[Saved data entries]
________________

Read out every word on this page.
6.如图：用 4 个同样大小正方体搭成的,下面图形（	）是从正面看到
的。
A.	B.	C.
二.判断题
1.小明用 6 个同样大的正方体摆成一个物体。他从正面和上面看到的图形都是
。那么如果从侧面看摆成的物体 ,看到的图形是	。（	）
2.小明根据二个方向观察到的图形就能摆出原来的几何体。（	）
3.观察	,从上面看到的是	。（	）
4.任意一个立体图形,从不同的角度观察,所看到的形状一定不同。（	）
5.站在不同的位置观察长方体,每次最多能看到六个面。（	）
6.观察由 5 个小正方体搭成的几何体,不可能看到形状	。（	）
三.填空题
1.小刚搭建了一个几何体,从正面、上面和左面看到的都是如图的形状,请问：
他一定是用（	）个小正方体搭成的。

________________

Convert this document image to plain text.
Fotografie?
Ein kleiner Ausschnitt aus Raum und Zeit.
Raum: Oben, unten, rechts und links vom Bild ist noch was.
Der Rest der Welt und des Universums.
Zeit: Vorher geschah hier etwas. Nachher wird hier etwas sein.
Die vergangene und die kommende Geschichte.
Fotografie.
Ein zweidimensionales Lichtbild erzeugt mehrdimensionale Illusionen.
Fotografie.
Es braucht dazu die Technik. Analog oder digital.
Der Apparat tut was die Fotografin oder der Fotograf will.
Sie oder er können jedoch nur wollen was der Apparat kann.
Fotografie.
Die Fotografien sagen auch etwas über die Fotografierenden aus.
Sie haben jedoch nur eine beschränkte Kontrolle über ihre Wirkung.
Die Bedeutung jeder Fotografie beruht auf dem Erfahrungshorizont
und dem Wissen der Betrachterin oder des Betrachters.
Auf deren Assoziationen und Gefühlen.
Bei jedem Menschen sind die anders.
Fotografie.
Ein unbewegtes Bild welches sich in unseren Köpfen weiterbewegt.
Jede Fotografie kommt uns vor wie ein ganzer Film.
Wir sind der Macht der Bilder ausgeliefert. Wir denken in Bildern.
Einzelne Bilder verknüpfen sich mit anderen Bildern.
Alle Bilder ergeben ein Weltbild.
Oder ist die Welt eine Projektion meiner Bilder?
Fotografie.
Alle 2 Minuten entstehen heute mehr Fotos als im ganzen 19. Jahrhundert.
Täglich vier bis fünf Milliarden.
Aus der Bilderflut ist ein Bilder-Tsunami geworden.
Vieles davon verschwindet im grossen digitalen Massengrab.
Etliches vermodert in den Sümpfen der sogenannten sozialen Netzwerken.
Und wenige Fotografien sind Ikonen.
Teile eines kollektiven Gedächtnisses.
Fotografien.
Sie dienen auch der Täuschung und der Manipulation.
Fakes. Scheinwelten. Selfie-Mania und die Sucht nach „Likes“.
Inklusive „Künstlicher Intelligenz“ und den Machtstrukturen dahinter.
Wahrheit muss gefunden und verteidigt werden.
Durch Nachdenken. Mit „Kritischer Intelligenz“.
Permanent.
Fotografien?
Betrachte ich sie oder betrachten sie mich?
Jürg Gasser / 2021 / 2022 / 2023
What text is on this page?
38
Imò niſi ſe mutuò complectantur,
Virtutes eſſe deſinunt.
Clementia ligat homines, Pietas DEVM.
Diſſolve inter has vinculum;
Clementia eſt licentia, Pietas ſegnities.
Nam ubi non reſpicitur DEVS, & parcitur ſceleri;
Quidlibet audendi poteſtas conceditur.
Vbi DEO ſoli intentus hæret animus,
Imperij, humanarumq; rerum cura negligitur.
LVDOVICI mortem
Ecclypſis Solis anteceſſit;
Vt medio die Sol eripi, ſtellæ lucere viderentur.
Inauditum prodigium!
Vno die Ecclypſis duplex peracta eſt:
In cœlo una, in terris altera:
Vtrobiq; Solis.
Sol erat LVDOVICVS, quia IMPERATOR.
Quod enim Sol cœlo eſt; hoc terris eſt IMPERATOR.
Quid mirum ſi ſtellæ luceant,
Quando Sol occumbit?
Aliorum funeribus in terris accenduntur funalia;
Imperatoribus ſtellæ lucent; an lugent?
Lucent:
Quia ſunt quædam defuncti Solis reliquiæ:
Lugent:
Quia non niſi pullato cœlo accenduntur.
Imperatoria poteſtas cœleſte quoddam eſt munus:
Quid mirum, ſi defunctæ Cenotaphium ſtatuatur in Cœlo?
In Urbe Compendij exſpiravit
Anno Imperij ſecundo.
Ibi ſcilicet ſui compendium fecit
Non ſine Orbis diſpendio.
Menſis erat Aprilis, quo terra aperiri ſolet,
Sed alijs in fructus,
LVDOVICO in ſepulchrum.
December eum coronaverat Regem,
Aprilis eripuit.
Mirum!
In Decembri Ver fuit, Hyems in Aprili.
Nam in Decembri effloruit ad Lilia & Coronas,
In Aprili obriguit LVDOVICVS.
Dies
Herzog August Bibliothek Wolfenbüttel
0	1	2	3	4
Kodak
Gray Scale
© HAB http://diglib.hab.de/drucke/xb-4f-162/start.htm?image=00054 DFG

________________

__EXERCISE PROMPT__: Across the data above, how many lines include the word "Solis"? Give only the count.

__THE COMPLETED TASK__: 3